INSTRUCTIONS FOR THE TASK -
Find the lines containing the word "JSON" and copy every one of them.

_____

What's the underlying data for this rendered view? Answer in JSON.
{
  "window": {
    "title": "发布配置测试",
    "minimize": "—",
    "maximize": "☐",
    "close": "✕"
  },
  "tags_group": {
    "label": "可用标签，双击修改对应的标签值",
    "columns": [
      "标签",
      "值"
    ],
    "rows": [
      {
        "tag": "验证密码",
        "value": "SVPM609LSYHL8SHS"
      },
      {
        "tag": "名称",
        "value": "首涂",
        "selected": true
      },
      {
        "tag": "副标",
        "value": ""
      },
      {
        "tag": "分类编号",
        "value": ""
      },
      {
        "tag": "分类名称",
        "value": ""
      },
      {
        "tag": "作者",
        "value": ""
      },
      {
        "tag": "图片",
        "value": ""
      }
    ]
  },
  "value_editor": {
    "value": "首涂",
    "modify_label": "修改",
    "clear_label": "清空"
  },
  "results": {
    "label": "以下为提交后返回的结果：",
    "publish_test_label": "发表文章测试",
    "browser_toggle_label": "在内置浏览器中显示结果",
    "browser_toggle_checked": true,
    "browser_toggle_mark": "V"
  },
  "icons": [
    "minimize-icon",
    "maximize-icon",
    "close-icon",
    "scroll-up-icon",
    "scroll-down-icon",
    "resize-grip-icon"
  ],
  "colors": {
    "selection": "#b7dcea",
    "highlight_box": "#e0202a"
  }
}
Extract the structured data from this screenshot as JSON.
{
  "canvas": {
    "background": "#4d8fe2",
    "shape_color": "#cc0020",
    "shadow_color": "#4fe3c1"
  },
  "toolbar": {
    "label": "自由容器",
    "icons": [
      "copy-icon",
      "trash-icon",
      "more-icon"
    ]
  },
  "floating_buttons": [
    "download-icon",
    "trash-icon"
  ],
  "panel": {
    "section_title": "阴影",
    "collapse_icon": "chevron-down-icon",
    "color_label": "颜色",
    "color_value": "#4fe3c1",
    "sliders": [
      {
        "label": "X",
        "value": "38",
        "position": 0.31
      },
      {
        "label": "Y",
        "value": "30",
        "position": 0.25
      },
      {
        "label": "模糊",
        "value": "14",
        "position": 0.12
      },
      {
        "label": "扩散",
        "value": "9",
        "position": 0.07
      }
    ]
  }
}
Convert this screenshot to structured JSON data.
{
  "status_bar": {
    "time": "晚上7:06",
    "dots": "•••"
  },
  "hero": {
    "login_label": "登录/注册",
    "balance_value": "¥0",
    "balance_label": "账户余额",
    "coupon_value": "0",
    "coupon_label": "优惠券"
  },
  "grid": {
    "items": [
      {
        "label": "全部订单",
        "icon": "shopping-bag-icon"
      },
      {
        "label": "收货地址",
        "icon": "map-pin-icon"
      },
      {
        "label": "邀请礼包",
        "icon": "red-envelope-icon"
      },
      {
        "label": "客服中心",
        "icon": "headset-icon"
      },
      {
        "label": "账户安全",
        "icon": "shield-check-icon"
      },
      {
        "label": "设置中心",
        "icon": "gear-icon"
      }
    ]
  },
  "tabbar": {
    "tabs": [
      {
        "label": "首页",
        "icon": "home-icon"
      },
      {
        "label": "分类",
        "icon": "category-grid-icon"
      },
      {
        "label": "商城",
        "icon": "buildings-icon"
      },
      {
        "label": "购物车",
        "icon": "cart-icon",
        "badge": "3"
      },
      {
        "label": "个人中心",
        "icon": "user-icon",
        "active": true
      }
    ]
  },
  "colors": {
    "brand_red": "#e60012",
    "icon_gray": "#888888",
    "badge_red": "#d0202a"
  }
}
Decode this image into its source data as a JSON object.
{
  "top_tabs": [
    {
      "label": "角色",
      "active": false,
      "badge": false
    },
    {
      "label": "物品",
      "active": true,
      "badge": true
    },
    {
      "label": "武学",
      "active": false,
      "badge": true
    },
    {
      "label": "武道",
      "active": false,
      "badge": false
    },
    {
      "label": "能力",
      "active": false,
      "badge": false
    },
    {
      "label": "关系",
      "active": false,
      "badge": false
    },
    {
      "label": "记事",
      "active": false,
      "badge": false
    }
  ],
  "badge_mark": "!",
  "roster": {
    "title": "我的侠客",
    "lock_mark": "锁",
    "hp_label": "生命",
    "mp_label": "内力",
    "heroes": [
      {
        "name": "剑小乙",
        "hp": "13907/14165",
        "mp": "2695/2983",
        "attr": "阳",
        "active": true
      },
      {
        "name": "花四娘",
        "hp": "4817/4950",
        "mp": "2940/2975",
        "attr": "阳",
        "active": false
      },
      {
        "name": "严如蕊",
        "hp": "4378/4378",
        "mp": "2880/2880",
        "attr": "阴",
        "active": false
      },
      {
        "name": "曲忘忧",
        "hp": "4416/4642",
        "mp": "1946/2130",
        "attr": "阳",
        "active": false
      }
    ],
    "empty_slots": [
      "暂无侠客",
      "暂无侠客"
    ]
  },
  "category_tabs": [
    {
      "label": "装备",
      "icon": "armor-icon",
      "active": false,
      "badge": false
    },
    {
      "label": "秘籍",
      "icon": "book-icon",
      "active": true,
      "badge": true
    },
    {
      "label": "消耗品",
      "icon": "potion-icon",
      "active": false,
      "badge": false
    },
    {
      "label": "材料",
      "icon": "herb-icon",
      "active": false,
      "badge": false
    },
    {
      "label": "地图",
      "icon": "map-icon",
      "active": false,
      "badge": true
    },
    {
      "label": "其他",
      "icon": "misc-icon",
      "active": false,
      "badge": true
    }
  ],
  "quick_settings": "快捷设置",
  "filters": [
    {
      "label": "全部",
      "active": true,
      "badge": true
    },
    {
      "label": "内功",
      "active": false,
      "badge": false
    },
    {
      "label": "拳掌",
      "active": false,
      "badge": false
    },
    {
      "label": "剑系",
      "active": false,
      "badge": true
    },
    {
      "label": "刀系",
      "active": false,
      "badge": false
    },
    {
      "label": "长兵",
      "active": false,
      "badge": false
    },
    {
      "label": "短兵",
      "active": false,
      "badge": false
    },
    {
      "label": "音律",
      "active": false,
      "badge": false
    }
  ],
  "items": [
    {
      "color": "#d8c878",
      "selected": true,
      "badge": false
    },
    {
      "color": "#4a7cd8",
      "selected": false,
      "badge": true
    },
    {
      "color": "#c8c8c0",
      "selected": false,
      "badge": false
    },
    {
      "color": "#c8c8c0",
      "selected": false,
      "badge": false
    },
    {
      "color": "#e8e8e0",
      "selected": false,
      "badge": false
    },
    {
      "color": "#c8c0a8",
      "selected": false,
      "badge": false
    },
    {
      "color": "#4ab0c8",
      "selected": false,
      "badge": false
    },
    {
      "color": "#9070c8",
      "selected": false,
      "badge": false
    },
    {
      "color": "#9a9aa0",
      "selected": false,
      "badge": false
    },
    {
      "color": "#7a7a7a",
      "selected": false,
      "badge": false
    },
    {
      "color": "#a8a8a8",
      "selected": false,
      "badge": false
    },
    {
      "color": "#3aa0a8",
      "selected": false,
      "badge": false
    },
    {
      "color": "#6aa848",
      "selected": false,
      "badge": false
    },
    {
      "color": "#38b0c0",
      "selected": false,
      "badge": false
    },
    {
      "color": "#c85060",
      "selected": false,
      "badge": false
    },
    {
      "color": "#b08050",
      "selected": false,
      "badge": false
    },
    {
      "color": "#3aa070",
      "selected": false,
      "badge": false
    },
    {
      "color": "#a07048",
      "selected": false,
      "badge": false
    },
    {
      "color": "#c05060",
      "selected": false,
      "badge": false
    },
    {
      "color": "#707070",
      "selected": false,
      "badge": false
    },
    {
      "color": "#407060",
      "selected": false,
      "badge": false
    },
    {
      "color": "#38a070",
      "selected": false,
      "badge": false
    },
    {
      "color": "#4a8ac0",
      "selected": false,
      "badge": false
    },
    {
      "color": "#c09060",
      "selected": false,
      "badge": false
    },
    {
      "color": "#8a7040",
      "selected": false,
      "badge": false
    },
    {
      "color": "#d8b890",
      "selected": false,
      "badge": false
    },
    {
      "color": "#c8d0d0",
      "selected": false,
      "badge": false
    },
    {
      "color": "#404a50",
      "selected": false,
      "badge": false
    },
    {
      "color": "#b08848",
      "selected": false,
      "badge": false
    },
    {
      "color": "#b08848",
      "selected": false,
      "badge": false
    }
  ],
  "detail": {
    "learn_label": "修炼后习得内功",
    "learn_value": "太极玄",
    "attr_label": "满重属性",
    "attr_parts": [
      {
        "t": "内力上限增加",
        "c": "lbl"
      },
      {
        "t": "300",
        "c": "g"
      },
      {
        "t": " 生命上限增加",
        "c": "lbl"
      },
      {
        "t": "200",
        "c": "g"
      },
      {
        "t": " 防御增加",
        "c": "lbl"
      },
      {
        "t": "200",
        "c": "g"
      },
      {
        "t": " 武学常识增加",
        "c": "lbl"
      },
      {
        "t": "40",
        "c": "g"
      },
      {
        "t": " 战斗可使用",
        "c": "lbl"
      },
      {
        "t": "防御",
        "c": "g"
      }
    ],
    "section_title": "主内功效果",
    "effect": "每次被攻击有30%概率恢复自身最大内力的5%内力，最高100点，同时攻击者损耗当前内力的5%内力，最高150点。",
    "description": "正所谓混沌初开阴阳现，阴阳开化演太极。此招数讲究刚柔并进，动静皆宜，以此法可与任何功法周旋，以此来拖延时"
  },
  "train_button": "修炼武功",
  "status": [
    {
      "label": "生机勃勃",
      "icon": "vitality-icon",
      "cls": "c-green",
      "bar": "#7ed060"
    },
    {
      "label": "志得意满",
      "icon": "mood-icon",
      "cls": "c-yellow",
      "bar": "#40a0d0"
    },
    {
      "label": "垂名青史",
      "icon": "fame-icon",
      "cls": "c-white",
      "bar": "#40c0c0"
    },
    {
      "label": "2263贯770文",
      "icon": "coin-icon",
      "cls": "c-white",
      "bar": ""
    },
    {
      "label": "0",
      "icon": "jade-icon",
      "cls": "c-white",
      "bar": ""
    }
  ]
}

_____

RESULT -
What's the underlying data for this rendered view? Answer in JSON.
Extract the structured data from this screenshot as JSON.
Convert this screenshot to structured JSON data.
Decode this image into its source data as a JSON object.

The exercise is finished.